» **DIRECTION**: Examine the records and identify each line that includes the string "والنون". Copy those lines.

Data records
········
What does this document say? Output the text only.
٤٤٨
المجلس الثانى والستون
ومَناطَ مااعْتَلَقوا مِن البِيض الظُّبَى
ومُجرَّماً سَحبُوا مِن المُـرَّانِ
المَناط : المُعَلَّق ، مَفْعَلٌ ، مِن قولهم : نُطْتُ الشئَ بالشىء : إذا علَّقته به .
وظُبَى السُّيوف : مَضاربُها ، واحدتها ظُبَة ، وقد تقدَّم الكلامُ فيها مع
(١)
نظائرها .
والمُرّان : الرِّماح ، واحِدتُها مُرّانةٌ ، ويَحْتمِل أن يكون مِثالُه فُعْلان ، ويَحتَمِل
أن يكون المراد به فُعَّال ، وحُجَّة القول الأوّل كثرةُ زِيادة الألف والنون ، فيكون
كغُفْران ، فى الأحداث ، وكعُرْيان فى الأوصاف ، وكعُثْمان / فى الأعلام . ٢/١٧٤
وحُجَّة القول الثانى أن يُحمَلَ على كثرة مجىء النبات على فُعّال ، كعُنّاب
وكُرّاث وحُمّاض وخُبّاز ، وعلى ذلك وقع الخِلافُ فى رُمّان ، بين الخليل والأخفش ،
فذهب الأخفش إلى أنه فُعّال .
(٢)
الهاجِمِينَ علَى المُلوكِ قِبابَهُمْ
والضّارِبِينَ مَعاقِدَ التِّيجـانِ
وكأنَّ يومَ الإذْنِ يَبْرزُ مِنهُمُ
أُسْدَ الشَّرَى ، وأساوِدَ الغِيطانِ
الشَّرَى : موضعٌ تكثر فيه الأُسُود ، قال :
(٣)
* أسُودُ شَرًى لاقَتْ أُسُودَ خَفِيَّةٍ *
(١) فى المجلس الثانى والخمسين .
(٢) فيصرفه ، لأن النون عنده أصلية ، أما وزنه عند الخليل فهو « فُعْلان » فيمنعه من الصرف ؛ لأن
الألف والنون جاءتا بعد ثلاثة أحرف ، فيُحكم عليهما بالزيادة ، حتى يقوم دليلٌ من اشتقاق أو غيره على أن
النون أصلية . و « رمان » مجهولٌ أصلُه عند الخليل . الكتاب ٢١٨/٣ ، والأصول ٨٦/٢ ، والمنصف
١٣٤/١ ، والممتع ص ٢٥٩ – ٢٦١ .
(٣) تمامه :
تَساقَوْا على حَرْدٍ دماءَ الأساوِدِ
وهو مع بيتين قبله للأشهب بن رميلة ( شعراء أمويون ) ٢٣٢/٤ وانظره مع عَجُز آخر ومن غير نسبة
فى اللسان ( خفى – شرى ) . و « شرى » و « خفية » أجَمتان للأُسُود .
········
» **EXERCISE OUTPUT**:
أن يكون المراد به فُعَّال ، وحُجَّة القول الأوّل كثرةُ زِيادة الألف والنون ، فيكون
الألف والنون جاءتا بعد ثلاثة أحرف ، فيُحكم عليهما بالزيادة ، حتى يقوم دليلٌ من اشتقاق أو غيره على أن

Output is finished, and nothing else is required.